Llegan avances a muchos pueblos de la España profunda, pero parece que en ocasiones ello no provoca una evolución en la mentalidad cerril de algunos de sus habitantes. Este mes he conocido una historia desgarradora que de inmediato me transportó a la noche en que Pura Vicario cose a puñetazos a su hija Ángela, cuando esta es devuelta a sus padres, tras descubrir su recién estrenado esposo que no había llegado virgen al matrimonio. La joven quedó deshonrada ante todo el pueblo, hasta que sus hermanos asesinaron al hombre que supuestamente había acabado con su virginidad, ‘conditio sine qua non’ podía una mujer presentarse ante el marido. Si Gabriel García Márquez publicó ‘Crónica de una muerte anunciada’ en 1981 y se supone que los hechos «ocurrieron» casi treinta años atrás, estaríamos en los años 50 de la Colombia profunda. Asimismo, el suceso que me ha sobrecogido me trasladó a la noche en que la joven Adela se suicida porque cree que su enamorado, Pepe el Romano, ha muerto. Más importante que vivir de forma natural el dolor de una madre es que los vecinos de Bernarda Alba tengan claro que su hija ha muerto virgen. Parece ser que Federico García Lorca se basó en una viuda llamada Frasquita Alba, que vivía en Valderrubio, lo que nos lleva a la España profunda de los años 30.

## [Comprueba tu comprensión]
#1 Según el bloque de texto, ¿en qué año publicó Gabriel García Márquez «Crónica de una muerte anunciada»?
#2 Traduce al inglés esta oración del bloque de texto: «Más importante que vivir de forma natural el dolor de una madre es que los vecinos de Bernarda Alba tengan claro que su hija ha muerto virgen».

## [Material proporcionado]
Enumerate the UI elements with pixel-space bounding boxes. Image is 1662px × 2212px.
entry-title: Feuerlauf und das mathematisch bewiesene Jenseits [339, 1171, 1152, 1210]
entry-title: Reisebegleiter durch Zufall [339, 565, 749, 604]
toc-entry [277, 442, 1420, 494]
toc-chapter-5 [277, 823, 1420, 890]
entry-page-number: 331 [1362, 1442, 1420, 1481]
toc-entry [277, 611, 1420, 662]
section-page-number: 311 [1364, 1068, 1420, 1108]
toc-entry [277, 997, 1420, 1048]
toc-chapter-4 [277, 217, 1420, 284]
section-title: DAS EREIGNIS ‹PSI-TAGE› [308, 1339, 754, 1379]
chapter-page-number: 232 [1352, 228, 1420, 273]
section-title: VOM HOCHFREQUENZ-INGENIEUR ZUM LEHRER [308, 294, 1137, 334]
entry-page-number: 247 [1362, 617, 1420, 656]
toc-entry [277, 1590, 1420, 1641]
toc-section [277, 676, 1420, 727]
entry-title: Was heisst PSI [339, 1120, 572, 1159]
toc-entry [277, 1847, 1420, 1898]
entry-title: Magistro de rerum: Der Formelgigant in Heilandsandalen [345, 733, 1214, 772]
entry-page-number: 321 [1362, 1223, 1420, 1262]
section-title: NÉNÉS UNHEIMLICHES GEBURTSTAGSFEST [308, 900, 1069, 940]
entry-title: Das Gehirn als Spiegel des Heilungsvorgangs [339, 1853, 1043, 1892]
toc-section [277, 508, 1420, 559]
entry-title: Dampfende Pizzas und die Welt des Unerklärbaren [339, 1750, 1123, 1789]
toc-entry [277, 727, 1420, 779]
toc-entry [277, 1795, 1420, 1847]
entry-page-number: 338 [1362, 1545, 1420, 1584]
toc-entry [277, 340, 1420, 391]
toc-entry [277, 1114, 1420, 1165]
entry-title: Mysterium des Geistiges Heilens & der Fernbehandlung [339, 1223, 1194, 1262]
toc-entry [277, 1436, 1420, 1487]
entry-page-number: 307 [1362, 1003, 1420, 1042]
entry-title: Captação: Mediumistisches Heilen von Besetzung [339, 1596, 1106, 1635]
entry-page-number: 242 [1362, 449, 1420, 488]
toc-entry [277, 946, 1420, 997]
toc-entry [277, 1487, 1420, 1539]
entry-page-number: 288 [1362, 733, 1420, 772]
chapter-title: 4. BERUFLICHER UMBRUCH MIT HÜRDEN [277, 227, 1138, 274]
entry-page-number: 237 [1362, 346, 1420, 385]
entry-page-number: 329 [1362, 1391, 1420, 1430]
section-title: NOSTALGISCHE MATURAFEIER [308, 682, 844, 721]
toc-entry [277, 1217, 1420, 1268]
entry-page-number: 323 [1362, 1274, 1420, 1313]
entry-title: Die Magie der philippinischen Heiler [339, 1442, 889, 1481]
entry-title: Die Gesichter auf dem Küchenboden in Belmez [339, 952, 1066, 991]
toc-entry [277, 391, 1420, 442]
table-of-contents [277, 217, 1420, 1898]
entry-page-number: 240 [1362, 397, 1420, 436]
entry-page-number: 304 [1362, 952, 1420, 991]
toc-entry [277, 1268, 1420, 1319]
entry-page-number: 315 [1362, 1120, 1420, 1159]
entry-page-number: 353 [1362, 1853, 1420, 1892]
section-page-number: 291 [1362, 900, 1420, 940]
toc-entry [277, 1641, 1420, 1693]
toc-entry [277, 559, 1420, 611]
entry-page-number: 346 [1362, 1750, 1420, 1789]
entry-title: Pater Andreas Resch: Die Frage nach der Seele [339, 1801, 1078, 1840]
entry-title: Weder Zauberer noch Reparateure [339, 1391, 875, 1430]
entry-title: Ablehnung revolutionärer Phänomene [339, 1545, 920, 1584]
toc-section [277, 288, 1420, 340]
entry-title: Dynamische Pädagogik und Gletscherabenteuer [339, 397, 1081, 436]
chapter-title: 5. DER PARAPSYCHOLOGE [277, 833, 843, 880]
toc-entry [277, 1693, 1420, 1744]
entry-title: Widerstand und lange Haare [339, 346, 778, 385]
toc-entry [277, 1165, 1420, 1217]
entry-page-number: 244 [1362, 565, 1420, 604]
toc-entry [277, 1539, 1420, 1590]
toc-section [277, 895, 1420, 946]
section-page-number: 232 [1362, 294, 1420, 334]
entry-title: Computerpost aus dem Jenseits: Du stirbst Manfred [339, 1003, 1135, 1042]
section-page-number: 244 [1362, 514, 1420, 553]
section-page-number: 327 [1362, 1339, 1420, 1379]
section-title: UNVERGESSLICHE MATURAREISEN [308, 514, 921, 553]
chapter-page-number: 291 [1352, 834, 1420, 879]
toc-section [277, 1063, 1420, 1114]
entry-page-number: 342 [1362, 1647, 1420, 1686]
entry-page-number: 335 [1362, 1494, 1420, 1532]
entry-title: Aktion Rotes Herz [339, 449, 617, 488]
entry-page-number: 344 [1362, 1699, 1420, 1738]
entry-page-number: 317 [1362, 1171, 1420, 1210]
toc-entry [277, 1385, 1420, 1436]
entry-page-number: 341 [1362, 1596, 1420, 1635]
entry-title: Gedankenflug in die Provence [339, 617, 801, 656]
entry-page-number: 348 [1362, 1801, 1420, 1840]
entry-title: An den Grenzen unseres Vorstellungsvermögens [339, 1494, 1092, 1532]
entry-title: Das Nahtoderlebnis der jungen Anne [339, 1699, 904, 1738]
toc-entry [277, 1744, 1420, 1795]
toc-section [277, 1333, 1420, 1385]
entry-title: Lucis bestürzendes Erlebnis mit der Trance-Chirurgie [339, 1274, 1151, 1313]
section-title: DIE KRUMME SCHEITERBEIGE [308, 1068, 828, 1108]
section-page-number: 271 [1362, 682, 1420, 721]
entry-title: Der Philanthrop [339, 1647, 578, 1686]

## [Soluciones por tarea]
#1 En 1981.

#2 More important than living a mother's grief naturally is that Bernarda Alba's neighbors be clear that her daughter has died a virgin.